[Layout annotation listing]

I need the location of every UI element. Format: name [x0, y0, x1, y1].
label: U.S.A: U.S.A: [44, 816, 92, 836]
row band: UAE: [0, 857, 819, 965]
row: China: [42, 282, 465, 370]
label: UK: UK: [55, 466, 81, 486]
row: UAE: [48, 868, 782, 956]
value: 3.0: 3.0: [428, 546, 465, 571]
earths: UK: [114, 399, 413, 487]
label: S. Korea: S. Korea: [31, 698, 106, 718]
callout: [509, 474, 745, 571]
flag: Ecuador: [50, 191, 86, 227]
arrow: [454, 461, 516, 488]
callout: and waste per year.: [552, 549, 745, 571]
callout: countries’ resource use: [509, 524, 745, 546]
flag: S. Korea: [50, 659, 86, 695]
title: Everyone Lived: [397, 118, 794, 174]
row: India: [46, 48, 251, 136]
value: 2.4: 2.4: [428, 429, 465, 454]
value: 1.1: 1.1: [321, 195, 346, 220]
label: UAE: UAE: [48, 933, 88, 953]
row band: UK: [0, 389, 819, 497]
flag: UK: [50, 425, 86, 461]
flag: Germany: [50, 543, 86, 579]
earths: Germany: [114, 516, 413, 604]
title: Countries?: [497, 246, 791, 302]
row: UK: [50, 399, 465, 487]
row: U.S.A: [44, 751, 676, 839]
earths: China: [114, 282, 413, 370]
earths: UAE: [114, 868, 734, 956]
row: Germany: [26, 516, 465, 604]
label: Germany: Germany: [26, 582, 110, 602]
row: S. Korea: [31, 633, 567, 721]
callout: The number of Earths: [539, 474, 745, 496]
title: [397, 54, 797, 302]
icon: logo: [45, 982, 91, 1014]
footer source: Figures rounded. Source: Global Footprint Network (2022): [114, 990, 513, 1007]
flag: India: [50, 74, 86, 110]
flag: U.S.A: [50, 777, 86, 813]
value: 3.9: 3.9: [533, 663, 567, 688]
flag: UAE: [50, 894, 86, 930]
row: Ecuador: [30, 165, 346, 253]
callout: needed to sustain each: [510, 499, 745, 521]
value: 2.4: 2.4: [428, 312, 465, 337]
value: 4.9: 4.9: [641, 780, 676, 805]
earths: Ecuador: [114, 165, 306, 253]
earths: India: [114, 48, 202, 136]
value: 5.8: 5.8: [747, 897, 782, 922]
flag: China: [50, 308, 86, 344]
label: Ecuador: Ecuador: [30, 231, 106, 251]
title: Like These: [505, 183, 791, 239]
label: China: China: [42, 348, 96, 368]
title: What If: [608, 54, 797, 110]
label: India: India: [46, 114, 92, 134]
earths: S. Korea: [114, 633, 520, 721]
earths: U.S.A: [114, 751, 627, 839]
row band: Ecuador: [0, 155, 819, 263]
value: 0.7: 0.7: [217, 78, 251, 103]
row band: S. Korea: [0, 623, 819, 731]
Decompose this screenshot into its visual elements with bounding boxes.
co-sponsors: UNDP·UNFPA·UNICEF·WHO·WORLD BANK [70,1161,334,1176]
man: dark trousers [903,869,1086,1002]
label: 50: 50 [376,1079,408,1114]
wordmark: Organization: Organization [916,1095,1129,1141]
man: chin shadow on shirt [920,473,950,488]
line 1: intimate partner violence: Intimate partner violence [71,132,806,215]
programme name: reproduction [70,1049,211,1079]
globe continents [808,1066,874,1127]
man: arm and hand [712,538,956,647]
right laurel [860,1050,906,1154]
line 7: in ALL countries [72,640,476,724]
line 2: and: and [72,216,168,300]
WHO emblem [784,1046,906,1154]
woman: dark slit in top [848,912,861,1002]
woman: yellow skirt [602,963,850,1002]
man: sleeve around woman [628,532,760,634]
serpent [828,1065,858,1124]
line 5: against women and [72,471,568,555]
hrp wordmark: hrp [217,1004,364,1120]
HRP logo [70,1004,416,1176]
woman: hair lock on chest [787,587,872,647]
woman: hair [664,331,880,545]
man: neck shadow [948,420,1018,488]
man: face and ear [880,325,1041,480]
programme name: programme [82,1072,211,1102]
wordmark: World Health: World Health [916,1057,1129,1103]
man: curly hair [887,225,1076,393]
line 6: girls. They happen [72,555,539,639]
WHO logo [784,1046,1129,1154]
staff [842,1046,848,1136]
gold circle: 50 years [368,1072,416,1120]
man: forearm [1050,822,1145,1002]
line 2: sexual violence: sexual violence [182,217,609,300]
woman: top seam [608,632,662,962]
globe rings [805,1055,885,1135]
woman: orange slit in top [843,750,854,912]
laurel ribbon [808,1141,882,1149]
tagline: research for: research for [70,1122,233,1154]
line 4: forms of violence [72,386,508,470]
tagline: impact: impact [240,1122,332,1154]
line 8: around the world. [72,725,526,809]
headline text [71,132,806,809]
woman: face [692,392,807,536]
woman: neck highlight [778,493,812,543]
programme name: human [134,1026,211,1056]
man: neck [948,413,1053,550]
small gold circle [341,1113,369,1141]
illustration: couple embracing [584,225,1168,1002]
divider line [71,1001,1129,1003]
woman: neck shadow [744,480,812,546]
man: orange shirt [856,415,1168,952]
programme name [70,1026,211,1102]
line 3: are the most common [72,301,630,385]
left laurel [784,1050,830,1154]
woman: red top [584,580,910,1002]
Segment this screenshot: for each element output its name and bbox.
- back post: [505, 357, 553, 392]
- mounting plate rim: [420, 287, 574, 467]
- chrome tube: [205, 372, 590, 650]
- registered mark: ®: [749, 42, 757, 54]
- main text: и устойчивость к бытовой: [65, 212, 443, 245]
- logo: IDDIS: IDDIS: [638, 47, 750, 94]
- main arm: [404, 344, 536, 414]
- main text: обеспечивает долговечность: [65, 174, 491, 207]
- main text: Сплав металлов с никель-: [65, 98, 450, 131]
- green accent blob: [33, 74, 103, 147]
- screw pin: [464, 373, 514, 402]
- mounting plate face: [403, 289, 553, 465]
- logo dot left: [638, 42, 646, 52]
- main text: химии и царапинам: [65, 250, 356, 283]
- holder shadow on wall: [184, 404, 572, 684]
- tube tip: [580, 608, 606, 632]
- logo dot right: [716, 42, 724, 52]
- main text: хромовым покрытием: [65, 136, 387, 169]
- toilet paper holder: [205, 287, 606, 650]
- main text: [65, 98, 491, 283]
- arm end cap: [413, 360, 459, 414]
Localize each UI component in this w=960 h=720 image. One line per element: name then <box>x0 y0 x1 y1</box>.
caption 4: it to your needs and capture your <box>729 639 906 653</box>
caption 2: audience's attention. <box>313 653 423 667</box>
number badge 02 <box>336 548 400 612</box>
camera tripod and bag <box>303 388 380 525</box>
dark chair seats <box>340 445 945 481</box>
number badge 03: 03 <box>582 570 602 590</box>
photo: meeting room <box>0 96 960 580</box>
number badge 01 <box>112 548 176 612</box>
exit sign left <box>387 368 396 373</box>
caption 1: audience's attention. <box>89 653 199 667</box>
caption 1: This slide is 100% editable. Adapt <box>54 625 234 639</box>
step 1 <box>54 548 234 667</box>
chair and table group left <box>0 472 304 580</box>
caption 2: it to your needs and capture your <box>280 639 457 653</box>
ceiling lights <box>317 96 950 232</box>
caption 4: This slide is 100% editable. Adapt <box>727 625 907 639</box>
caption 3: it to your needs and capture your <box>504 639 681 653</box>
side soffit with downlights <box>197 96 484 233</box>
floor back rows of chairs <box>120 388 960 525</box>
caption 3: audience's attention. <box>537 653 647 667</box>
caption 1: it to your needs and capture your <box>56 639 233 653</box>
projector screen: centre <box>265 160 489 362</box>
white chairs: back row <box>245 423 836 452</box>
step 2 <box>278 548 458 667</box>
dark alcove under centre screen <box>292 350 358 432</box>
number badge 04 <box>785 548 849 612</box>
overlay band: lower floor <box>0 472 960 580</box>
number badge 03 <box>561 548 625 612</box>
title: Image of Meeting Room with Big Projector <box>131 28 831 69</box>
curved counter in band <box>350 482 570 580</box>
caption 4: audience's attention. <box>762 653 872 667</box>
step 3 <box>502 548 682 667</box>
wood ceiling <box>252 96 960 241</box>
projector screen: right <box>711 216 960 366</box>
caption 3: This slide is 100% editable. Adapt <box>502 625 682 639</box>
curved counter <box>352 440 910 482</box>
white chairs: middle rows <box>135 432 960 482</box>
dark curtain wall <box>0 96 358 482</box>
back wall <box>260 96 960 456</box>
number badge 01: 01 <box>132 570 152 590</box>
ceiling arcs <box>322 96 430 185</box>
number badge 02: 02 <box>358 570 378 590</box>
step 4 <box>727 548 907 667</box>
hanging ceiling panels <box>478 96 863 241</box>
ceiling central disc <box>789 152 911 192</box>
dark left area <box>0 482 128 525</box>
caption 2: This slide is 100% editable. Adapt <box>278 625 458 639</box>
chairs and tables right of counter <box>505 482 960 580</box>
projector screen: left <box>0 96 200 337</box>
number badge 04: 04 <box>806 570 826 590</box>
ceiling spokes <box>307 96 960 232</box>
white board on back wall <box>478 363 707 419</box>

▶ Exercise goal
Please convert everything from the start of the listing down to the line containing "callout: The number", both ends included, into a Markdown table with the columns Row and Line. Number the rows and leave out any blank lines.

▶ Output for this task
| Row | Line |
|---|---|
| 1 | I need the location of every UI element. Format: name [x0, y0, x1, y1]. |
| 2 | label: U.S.A: U.S.A: [44, 816, 92, 836] |
| 3 | row band: UAE: [0, 857, 819, 965] |
| 4 | row: China: [42, 282, 465, 370] |
| 5 | label: UK: UK: [55, 466, 81, 486] |
| 6 | row: UAE: [48, 868, 782, 956] |
| 7 | value: 3.0: 3.0: [428, 546, 465, 571] |
| 8 | earths: UK: [114, 399, 413, 487] |
| 9 | label: S. Korea: S. Korea: [31, 698, 106, 718] |
| 10 | callout: [509, 474, 745, 571] |
| 11 | flag: Ecuador: [50, 191, 86, 227] |
| 12 | arrow: [454, 461, 516, 488] |
| 13 | callout: and waste per year.: [552, 549, 745, 571] |
| 14 | callout: countries’ resource use: [509, 524, 745, 546] |
| 15 | flag: S. Korea: [50, 659, 86, 695] |
| 16 | title: Everyone Lived: [397, 118, 794, 174] |
| 17 | row: India: [46, 48, 251, 136] |
| 18 | value: 2.4: 2.4: [428, 429, 465, 454] |
| 19 | value: 1.1: 1.1: [321, 195, 346, 220] |
| 20 | label: UAE: UAE: [48, 933, 88, 953] |
| 21 | row band: UK: [0, 389, 819, 497] |
| 22 | flag: UK: [50, 425, 86, 461] |
| 23 | flag: Germany: [50, 543, 86, 579] |
| 24 | earths: Germany: [114, 516, 413, 604] |
| 25 | title: Countries?: [497, 246, 791, 302] |
| 26 | row: UK: [50, 399, 465, 487] |
| 27 | row: U.S.A: [44, 751, 676, 839] |
| 28 | earths: China: [114, 282, 413, 370] |
| 29 | earths: UAE: [114, 868, 734, 956] |
| 30 | row: Germany: [26, 516, 465, 604] |
| 31 | label: Germany: Germany: [26, 582, 110, 602] |
| 32 | row: S. Korea: [31, 633, 567, 721] |
| 33 | callout: The number of Earths: [539, 474, 745, 496] |